WHAT THIS TASK INVOLVES
Identify all lines of the data containing the string "photo" and copy them.

SUPPLIED ENTRIES
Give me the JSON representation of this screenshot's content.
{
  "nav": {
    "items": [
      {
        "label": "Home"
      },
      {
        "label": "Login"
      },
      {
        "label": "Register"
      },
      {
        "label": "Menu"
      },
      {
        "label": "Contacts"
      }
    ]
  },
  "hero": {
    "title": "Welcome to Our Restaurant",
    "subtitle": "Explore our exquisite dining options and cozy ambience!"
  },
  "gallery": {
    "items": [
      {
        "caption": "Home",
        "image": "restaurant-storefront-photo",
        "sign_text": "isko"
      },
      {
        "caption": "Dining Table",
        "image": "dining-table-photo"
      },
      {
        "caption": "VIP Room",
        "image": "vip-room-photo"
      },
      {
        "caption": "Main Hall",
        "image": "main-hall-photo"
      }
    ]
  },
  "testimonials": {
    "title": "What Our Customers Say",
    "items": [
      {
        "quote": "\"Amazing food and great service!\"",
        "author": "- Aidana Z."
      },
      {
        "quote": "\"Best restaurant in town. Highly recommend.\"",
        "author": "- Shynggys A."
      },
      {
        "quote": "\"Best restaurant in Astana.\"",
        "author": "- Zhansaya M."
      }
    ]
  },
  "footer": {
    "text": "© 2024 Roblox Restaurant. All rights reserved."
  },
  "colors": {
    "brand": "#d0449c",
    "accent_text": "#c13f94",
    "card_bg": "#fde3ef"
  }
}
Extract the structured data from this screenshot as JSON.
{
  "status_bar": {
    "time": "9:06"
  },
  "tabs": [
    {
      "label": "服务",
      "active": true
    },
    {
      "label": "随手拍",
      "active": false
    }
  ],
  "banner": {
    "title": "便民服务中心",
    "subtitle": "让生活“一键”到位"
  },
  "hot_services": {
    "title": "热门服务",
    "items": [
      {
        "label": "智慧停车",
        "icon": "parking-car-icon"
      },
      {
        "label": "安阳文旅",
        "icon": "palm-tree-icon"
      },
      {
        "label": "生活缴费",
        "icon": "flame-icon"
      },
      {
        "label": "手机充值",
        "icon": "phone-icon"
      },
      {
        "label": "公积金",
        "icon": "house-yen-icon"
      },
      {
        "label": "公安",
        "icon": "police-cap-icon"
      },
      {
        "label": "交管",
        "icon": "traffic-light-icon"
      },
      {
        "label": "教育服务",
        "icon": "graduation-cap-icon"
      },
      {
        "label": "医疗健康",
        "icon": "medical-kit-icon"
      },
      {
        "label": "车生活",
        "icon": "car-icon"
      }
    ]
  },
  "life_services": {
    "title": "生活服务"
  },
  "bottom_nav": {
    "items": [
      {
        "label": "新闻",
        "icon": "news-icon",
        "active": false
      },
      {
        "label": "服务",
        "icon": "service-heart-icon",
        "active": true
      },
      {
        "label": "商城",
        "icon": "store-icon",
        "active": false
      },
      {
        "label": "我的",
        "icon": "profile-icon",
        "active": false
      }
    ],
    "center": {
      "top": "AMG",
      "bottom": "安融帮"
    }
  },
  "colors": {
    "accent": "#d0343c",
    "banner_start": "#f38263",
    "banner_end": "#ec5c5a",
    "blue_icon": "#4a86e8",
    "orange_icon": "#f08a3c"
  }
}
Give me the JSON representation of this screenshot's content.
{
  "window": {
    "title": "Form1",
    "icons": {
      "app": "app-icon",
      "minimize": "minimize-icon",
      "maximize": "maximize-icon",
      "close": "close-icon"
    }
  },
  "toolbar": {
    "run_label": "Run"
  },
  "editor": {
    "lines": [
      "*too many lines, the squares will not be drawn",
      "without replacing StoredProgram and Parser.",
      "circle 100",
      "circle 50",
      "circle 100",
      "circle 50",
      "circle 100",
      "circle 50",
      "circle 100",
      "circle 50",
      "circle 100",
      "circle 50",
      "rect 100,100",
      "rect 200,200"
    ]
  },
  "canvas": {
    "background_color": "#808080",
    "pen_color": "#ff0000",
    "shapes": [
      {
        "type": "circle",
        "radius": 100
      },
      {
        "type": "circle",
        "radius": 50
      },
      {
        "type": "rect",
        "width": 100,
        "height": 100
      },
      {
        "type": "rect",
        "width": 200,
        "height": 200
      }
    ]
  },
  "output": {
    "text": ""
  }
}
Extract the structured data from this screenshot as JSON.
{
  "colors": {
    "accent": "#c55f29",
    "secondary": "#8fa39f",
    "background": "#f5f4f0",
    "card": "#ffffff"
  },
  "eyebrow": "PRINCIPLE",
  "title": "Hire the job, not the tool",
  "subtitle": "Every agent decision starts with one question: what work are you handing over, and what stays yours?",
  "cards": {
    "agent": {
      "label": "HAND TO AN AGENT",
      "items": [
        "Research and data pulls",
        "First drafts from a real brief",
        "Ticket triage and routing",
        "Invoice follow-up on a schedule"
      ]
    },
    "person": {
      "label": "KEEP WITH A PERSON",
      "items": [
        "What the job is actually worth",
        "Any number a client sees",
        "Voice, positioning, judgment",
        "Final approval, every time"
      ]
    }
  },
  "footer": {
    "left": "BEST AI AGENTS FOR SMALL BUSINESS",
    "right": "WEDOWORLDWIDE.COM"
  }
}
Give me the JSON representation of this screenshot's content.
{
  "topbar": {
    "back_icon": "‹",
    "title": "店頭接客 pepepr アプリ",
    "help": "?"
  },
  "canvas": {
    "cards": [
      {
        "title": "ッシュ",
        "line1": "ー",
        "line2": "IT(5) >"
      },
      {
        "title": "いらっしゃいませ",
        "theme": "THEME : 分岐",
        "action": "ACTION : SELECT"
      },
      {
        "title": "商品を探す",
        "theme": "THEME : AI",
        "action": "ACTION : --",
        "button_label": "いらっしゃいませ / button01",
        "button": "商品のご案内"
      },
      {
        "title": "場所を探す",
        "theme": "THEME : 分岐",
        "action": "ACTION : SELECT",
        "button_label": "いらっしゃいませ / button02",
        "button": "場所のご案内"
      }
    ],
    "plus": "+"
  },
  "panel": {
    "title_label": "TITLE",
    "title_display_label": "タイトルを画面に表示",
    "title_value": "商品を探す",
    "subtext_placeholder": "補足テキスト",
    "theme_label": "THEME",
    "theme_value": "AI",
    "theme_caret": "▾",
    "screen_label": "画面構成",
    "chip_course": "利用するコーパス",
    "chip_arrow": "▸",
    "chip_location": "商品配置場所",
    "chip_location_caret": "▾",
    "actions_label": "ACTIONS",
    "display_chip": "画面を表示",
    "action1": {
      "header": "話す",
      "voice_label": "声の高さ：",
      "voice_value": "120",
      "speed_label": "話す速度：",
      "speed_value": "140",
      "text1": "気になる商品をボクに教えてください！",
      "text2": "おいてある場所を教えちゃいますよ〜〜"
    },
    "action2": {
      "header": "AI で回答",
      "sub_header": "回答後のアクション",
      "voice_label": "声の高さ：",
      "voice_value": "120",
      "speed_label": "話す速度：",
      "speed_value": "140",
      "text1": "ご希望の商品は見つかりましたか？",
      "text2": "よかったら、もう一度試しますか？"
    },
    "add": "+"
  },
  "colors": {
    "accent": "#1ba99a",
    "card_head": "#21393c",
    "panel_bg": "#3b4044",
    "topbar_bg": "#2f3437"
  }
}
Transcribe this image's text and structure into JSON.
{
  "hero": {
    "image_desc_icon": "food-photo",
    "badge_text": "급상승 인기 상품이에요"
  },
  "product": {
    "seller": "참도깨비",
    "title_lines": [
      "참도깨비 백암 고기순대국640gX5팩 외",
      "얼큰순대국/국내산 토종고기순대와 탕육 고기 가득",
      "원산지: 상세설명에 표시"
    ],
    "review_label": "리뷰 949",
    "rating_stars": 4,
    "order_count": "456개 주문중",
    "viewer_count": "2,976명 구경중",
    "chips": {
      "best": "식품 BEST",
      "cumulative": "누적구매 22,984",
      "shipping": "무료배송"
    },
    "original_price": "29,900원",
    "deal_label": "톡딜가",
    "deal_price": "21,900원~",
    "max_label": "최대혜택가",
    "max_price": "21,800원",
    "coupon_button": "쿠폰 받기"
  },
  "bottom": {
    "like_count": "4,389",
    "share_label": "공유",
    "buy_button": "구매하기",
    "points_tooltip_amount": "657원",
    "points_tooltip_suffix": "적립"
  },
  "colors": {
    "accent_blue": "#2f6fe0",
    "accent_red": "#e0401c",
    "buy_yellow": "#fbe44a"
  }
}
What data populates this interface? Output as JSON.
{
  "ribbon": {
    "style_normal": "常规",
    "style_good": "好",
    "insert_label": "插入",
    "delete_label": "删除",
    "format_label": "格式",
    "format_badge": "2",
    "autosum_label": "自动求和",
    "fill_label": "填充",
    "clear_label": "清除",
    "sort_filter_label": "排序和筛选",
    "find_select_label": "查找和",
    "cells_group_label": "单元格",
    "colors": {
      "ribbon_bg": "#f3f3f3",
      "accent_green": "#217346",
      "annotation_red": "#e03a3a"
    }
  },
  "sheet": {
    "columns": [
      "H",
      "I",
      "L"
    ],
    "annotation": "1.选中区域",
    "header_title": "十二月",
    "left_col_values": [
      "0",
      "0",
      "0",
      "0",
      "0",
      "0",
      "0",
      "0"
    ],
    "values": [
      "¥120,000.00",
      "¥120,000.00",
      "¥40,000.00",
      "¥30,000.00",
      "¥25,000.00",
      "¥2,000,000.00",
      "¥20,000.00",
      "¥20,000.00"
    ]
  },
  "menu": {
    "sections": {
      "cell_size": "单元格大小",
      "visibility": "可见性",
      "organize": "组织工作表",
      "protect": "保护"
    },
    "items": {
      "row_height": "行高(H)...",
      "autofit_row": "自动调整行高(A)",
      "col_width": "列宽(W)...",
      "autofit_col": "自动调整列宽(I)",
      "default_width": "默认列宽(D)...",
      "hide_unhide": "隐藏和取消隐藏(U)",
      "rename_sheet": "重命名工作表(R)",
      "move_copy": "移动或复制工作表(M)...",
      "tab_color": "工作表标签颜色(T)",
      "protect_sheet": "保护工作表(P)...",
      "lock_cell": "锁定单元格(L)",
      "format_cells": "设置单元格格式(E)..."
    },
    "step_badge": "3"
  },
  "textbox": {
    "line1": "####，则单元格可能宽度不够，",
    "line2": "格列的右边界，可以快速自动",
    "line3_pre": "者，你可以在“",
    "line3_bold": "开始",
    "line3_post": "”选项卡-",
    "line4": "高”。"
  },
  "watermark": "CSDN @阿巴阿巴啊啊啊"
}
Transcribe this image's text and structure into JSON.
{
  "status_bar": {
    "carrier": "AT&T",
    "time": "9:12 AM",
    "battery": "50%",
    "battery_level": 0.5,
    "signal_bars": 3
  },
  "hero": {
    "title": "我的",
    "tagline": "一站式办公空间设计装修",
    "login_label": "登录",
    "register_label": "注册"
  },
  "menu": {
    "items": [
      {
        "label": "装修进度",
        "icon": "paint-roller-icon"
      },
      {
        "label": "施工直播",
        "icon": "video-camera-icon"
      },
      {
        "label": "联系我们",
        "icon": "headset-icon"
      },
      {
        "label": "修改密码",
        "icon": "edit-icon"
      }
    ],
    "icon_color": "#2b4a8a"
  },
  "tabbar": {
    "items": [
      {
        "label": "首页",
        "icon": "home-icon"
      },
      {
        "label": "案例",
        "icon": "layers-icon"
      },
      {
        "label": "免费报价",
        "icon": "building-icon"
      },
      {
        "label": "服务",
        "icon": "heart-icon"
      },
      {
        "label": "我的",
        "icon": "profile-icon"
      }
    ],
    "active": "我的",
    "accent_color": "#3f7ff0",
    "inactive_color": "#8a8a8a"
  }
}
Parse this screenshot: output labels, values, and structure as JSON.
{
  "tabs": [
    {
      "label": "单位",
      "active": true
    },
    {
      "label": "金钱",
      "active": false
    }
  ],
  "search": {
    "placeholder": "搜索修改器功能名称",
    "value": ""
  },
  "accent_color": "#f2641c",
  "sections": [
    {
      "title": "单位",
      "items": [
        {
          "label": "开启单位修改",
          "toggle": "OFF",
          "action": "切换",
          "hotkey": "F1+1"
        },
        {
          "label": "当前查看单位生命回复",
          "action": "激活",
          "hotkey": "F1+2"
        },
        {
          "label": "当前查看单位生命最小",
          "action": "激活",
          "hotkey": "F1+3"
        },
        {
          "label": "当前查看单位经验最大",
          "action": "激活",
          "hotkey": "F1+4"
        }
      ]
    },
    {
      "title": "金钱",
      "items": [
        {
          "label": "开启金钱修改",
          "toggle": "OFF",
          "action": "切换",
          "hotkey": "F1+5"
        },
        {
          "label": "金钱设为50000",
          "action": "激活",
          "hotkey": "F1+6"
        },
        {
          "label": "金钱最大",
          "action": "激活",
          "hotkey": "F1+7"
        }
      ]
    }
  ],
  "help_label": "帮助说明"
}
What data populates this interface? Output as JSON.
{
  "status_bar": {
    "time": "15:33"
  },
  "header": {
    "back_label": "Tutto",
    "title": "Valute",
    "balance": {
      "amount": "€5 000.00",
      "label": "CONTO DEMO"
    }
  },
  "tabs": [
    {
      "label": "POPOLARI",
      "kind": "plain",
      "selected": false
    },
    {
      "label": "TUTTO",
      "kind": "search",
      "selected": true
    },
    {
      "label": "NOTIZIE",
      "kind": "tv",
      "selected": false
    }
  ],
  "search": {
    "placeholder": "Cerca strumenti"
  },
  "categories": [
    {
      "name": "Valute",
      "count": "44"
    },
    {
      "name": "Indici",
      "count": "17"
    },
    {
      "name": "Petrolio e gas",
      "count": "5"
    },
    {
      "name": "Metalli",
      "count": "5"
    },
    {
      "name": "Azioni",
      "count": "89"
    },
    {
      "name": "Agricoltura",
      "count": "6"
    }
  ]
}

SOLUTION
        "image": "restaurant-storefront-photo",
        "image": "dining-table-photo"
        "image": "vip-room-photo"
        "image": "main-hall-photo"
    "image_desc_icon": "food-photo",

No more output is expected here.